===== LISTED RECORDS

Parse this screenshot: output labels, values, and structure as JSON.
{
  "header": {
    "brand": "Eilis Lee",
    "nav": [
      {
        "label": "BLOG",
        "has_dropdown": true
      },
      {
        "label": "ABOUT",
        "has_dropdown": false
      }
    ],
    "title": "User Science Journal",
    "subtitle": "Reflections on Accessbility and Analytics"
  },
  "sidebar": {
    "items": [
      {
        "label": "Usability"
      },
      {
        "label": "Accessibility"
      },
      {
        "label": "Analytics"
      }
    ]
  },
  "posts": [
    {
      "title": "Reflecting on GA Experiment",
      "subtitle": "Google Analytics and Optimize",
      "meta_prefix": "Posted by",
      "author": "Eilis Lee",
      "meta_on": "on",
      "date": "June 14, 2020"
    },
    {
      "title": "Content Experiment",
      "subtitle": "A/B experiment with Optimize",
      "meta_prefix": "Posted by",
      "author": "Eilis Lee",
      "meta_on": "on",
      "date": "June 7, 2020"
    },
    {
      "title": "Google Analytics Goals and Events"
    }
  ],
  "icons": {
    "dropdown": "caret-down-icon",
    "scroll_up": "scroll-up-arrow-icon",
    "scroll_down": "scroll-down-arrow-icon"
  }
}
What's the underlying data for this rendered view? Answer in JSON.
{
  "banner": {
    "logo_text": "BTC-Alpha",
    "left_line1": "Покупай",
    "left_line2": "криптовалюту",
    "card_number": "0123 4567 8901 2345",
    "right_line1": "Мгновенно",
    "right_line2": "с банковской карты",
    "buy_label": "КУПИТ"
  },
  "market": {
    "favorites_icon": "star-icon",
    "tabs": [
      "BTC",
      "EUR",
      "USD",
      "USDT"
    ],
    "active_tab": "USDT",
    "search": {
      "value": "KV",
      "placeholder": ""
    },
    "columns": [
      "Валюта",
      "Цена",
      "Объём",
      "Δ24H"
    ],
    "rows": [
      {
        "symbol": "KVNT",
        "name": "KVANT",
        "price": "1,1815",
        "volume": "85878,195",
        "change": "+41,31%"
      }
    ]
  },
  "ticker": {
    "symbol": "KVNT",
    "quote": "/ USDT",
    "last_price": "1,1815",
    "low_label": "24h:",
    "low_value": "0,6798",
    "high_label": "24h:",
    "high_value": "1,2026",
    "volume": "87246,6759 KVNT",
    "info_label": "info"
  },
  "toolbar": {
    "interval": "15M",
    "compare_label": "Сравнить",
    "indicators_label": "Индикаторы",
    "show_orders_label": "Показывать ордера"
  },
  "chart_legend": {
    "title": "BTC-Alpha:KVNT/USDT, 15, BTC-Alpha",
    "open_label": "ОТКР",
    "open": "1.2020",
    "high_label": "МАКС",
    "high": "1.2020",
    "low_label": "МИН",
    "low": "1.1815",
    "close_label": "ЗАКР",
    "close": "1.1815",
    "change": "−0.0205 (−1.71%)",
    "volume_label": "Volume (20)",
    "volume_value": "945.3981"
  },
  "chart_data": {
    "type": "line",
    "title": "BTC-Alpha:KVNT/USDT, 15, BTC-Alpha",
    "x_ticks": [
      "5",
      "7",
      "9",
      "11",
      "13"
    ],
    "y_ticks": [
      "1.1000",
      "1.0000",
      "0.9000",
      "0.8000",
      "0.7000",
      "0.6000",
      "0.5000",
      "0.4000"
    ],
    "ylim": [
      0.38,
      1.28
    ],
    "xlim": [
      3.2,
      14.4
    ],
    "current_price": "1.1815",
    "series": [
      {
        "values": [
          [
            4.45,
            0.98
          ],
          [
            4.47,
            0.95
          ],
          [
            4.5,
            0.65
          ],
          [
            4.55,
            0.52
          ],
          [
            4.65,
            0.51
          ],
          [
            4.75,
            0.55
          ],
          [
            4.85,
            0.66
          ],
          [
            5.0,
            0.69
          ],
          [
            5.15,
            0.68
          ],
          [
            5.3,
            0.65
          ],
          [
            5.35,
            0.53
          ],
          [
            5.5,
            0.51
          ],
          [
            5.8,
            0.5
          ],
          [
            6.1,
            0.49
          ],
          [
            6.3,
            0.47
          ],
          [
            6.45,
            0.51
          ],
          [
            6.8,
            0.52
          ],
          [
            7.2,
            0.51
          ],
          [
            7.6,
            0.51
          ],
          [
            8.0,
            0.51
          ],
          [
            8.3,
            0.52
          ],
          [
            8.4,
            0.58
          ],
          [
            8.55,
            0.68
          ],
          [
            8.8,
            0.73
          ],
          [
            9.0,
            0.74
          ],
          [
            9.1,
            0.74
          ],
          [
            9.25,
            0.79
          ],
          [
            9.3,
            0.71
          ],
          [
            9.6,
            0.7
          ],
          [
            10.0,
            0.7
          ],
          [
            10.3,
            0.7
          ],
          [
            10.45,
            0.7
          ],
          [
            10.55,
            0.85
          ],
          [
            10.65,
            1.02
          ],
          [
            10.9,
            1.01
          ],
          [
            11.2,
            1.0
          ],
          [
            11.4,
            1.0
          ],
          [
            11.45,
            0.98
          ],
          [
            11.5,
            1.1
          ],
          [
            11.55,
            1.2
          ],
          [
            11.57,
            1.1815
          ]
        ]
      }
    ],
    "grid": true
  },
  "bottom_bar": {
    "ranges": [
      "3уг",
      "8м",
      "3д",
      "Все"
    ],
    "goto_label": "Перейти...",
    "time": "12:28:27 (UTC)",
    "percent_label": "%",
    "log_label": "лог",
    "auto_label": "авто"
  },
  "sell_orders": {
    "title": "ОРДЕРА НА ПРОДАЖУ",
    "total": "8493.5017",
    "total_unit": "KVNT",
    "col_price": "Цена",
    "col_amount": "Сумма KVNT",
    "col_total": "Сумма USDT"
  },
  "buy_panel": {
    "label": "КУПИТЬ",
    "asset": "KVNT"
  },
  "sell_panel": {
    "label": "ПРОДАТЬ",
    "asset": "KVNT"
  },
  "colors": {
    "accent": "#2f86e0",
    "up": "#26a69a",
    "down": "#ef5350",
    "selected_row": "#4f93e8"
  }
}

==========

- STATED GOAL
Pick out the lines above that hold the string "Optimize" and show them.

- RESPONSE TO THIS EXERCISE
      "subtitle": "Google Analytics and Optimize",
      "subtitle": "A/B experiment with Optimize",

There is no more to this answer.